[Dataset rows about figures]
........

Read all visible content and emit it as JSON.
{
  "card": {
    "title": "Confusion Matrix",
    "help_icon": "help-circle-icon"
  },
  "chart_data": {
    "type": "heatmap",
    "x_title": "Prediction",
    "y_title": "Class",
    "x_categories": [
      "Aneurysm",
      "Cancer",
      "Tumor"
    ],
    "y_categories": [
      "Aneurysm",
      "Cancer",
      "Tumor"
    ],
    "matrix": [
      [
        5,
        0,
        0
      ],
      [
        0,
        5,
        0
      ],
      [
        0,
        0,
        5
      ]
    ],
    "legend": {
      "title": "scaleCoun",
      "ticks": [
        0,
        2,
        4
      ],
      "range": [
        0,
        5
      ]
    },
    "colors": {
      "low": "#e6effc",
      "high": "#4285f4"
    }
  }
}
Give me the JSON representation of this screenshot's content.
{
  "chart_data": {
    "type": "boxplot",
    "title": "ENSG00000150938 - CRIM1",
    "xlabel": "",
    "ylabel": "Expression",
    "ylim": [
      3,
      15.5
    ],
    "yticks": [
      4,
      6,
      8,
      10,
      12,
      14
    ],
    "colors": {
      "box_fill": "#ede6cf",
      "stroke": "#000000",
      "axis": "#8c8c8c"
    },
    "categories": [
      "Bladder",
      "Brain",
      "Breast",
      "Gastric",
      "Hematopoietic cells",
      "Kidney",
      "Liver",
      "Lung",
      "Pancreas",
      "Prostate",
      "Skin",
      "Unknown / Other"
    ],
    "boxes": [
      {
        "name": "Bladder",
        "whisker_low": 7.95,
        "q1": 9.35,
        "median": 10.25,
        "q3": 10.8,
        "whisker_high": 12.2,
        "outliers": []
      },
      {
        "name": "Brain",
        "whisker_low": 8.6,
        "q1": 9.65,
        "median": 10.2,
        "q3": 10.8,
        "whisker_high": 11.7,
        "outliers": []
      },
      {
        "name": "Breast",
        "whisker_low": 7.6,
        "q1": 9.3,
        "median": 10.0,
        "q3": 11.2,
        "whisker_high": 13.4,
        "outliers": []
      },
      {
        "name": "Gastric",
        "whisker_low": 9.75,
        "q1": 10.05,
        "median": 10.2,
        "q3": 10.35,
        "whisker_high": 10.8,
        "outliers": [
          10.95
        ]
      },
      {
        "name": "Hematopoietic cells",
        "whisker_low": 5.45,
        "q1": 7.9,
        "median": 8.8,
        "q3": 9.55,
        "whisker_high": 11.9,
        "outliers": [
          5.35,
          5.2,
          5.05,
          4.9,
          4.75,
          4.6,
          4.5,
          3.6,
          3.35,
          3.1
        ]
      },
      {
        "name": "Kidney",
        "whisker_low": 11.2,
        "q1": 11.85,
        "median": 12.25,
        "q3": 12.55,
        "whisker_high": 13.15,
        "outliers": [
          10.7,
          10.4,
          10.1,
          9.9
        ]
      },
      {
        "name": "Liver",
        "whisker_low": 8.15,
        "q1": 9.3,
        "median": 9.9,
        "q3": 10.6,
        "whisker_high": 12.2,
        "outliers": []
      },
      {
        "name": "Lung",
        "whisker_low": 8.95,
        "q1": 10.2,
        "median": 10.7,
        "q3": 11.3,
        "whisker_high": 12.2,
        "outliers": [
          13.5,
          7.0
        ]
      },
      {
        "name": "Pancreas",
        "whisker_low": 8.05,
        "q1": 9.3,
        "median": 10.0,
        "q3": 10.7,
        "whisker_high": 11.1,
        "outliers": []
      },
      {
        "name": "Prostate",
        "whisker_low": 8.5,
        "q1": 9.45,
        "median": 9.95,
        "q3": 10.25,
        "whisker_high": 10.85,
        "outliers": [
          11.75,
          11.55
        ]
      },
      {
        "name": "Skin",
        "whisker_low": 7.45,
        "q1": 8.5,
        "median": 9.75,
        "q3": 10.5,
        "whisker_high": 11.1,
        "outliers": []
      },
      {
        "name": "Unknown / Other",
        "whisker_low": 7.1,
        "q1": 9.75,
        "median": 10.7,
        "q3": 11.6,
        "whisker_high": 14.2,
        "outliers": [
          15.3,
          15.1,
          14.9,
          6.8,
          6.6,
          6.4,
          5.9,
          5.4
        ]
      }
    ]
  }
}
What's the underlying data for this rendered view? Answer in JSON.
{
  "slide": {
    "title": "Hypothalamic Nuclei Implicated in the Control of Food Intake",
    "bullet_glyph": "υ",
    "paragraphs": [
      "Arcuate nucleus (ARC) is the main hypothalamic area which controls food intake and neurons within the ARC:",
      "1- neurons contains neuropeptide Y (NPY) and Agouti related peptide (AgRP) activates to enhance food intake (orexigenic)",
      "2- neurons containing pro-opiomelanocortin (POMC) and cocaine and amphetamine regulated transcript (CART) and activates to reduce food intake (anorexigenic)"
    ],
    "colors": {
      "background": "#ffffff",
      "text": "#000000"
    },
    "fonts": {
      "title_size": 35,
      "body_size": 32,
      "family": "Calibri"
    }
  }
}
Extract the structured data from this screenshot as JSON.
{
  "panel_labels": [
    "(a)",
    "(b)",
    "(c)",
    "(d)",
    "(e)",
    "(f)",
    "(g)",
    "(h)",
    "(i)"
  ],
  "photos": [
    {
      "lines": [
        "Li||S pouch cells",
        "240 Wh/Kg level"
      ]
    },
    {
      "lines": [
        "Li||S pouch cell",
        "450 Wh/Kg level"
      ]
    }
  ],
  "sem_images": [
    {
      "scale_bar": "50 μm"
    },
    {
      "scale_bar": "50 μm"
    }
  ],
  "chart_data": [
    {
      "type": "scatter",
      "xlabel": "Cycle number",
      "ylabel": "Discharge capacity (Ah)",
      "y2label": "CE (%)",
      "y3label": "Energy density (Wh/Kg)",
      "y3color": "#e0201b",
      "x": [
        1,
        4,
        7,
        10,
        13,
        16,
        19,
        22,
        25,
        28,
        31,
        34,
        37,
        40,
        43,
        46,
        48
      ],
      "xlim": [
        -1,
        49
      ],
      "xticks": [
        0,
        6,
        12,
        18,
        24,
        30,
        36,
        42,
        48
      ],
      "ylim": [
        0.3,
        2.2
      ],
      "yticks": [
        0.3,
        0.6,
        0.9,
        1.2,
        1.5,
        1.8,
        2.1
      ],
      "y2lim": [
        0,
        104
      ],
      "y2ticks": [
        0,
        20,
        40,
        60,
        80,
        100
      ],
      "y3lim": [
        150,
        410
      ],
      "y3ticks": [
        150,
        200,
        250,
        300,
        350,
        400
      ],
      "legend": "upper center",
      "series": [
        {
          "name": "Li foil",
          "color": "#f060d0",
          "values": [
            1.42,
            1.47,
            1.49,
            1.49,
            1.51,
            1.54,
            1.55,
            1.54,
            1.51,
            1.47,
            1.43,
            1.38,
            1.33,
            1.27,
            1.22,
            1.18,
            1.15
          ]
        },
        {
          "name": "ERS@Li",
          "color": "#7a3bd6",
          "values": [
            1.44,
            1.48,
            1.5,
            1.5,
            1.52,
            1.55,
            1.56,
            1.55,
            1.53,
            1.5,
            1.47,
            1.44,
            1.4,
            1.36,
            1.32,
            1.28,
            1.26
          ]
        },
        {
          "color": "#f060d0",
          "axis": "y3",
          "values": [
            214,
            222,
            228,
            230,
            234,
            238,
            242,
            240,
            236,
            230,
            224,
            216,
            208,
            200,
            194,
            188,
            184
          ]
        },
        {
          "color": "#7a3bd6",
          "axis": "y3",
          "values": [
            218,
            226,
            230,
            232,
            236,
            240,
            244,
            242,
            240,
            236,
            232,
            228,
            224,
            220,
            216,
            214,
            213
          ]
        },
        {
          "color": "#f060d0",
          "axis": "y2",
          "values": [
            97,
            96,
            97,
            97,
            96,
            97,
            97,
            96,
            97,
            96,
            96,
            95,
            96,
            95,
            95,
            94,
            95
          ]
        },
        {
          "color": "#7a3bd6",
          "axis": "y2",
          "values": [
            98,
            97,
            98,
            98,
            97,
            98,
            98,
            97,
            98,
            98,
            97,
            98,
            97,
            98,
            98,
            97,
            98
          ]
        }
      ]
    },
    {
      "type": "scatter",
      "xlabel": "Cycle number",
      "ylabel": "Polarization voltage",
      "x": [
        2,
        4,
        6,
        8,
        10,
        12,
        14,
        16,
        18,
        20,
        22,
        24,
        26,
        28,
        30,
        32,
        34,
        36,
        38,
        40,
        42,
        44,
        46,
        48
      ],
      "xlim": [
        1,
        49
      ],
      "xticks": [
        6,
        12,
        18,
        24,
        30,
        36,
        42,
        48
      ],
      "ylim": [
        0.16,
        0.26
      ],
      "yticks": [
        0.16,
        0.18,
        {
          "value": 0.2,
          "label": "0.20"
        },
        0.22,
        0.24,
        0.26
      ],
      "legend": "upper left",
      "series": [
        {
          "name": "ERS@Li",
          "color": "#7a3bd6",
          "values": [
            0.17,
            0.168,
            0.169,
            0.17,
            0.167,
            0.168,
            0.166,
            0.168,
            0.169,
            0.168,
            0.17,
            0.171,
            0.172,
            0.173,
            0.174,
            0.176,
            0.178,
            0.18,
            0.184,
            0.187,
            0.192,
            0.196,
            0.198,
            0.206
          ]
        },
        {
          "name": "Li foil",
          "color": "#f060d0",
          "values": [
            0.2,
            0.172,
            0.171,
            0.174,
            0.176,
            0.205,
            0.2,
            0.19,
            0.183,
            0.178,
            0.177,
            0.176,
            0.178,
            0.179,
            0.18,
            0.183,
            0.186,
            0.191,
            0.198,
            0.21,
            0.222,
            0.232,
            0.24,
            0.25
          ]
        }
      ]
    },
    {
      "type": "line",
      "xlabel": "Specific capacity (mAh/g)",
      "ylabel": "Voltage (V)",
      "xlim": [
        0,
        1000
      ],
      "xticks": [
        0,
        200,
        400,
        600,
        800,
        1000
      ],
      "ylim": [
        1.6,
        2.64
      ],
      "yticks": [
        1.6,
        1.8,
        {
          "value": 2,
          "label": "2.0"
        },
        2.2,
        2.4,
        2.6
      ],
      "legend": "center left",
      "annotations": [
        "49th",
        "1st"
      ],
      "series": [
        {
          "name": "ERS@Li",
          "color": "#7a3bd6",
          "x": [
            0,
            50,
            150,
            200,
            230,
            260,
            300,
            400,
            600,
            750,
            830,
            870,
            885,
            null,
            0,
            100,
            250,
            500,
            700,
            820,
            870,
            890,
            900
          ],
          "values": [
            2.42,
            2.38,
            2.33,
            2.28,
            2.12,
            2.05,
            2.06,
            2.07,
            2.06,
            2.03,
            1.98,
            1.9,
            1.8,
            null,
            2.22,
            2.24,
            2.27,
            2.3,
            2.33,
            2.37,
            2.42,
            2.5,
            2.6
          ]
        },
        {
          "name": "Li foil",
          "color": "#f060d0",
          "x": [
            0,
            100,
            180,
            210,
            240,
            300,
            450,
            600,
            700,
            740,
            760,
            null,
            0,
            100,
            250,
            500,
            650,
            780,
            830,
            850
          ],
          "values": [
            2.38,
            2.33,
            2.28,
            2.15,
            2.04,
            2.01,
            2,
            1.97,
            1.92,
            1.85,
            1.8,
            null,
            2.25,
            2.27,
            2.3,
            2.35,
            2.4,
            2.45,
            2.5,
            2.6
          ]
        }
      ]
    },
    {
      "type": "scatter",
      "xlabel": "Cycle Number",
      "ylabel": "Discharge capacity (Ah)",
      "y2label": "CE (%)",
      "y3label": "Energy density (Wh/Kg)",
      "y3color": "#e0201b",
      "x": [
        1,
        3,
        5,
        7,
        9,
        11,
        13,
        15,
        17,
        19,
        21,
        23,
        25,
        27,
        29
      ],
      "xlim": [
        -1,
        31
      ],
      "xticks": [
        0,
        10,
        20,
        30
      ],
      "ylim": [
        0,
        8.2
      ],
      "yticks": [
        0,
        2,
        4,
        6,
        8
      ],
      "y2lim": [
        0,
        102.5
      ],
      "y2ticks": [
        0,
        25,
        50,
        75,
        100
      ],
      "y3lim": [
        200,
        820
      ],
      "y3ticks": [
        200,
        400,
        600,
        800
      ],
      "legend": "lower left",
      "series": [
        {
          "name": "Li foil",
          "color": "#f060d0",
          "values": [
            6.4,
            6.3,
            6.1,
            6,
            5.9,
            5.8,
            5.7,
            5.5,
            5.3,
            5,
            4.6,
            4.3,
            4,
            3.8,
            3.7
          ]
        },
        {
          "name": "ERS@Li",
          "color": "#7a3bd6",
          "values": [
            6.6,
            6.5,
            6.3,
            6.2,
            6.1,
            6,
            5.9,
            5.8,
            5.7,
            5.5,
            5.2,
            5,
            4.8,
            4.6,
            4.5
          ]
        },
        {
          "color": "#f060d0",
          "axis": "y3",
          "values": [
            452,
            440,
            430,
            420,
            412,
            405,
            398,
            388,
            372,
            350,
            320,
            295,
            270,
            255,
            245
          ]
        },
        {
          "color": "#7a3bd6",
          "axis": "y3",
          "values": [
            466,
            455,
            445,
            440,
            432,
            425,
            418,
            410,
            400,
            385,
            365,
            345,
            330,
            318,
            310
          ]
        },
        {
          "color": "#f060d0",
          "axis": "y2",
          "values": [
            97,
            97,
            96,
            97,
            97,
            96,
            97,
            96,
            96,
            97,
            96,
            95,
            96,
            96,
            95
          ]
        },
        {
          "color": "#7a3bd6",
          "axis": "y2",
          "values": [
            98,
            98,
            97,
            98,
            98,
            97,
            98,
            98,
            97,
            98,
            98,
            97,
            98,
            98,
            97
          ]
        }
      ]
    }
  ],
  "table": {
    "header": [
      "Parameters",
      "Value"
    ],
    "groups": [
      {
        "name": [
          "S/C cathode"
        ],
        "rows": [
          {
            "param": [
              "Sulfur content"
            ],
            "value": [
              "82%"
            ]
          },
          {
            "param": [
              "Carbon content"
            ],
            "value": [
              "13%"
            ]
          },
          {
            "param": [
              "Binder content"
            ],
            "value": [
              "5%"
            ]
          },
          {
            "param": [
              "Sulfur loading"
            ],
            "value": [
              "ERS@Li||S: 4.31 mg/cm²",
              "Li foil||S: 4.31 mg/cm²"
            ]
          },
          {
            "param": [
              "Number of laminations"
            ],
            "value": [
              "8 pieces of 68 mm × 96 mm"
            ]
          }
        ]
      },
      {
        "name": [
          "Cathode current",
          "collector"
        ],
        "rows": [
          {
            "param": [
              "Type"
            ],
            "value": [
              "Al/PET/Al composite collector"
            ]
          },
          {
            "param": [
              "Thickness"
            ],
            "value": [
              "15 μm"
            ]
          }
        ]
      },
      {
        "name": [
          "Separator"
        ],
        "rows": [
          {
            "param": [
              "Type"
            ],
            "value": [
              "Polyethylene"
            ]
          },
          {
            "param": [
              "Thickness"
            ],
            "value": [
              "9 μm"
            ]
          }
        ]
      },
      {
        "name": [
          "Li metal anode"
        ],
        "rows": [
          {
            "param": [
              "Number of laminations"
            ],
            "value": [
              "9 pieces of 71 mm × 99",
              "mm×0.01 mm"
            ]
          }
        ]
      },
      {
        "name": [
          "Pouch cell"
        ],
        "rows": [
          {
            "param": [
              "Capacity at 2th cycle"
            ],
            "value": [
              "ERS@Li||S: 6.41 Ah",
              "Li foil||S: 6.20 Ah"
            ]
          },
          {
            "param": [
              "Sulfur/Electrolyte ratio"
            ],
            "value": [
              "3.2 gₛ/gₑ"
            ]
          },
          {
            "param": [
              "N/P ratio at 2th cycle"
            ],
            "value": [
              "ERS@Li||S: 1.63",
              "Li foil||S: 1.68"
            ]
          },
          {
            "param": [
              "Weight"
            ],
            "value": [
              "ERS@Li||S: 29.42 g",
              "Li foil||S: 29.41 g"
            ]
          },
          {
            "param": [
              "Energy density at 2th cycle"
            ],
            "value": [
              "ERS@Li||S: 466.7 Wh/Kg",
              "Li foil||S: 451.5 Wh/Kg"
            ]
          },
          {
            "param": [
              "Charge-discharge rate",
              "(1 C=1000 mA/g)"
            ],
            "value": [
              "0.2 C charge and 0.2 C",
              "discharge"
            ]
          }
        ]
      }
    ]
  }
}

........

● **What you should do**
Your reply should consist of one number: how many lines in the entries contain the string "cells".

● **Reply**
3